Write out the listing in full, matching it word for word.

** start **

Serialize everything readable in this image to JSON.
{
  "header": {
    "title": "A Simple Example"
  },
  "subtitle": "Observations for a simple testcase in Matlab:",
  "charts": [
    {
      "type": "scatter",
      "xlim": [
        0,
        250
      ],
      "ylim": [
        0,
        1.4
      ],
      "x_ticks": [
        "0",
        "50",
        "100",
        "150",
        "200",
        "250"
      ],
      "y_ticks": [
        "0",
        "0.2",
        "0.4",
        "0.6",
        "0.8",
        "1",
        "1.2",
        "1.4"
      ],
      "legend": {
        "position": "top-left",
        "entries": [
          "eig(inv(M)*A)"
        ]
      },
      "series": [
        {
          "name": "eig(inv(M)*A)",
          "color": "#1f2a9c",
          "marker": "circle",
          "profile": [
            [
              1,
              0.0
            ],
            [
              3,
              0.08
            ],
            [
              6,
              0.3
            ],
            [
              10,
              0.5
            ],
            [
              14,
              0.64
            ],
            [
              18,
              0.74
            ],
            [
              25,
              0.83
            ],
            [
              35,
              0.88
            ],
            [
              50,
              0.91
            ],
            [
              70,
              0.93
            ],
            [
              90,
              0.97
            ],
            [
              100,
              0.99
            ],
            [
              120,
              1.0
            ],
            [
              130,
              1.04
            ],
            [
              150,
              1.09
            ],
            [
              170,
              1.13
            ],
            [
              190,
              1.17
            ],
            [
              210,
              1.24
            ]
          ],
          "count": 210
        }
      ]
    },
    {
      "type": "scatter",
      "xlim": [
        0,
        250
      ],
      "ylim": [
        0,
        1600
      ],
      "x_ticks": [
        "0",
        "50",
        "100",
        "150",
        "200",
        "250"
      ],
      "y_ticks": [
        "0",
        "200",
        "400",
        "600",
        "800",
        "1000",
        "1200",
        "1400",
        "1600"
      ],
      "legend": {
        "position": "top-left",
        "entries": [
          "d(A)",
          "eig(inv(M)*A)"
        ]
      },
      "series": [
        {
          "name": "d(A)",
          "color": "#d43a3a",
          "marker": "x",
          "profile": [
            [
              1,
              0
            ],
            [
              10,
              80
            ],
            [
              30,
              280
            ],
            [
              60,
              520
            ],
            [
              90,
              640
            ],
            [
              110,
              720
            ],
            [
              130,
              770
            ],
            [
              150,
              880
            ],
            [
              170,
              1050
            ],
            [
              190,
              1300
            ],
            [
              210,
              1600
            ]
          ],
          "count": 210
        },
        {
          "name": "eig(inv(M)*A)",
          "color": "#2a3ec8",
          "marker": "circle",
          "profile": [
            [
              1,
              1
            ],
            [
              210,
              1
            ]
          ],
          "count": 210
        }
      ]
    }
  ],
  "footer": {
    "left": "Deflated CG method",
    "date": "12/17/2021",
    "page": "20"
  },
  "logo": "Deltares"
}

** end **

Worked answer:
Serialize everything readable in this image to JSON.
{
  "header": {
    "title": "A Simple Example"
  },
  "subtitle": "Observations for a simple testcase in Matlab:",
  "charts": [
    {
      "type": "scatter",
      "xlim": [
        0,
        250
      ],
      "ylim": [
        0,
        1.4
      ],
      "x_ticks": [
        "0",
        "50",
        "100",
        "150",
        "200",
        "250"
      ],
      "y_ticks": [
        "0",
        "0.2",
        "0.4",
        "0.6",
        "0.8",
        "1",
        "1.2",
        "1.4"
      ],
      "legend": {
        "position": "top-left",
        "entries": [
          "eig(inv(M)*A)"
        ]
      },
      "series": [
        {
          "name": "eig(inv(M)*A)",
          "color": "#1f2a9c",
          "marker": "circle",
          "profile": [
            [
              1,
              0.0
            ],
            [
              3,
              0.08
            ],
            [
              6,
              0.3
            ],
            [
              10,
              0.5
            ],
            [
              14,
              0.64
            ],
            [
              18,
              0.74
            ],
            [
              25,
              0.83
            ],
            [
              35,
              0.88
            ],
            [
              50,
              0.91
            ],
            [
              70,
              0.93
            ],
            [
              90,
              0.97
            ],
            [
              100,
              0.99
            ],
            [
              120,
              1.0
            ],
            [
              130,
              1.04
            ],
            [
              150,
              1.09
            ],
            [
              170,
              1.13
            ],
            [
              190,
              1.17
            ],
            [
              210,
              1.24
            ]
          ],
          "count": 210
        }
      ]
    },
    {
      "type": "scatter",
      "xlim": [
        0,
        250
      ],
      "ylim": [
        0,
        1600
      ],
      "x_ticks": [
        "0",
        "50",
        "100",
        "150",
        "200",
        "250"
      ],
      "y_ticks": [
        "0",
        "200",
        "400",
        "600",
        "800",
        "1000",
        "1200",
        "1400",
        "1600"
      ],
      "legend": {
        "position": "top-left",
        "entries": [
          "d(A)",
          "eig(inv(M)*A)"
        ]
      },
      "series": [
        {
          "name": "d(A)",
          "color": "#d43a3a",
          "marker": "x",
          "profile": [
            [
              1,
              0
            ],
            [
              10,
              80
            ],
            [
              30,
              280
            ],
            [
              60,
              520
            ],
            [
              90,
              640
            ],
            [
              110,
              720
            ],
            [
              130,
              770
            ],
            [
              150,
              880
            ],
            [
              170,
              1050
            ],
            [
              190,
              1300
            ],
            [
              210,
              1600
            ]
          ],
          "count": 210
        },
        {
          "name": "eig(inv(M)*A)",
          "color": "#2a3ec8",
          "marker": "circle",
          "profile": [
            [
              1,
              1
            ],
            [
              210,
              1
            ]
          ],
          "count": 210
        }
      ]
    }
  ],
  "footer": {
    "left": "Deflated CG method",
    "date": "12/17/2021",
    "page": "20"
  },
  "logo": "Deltares"
}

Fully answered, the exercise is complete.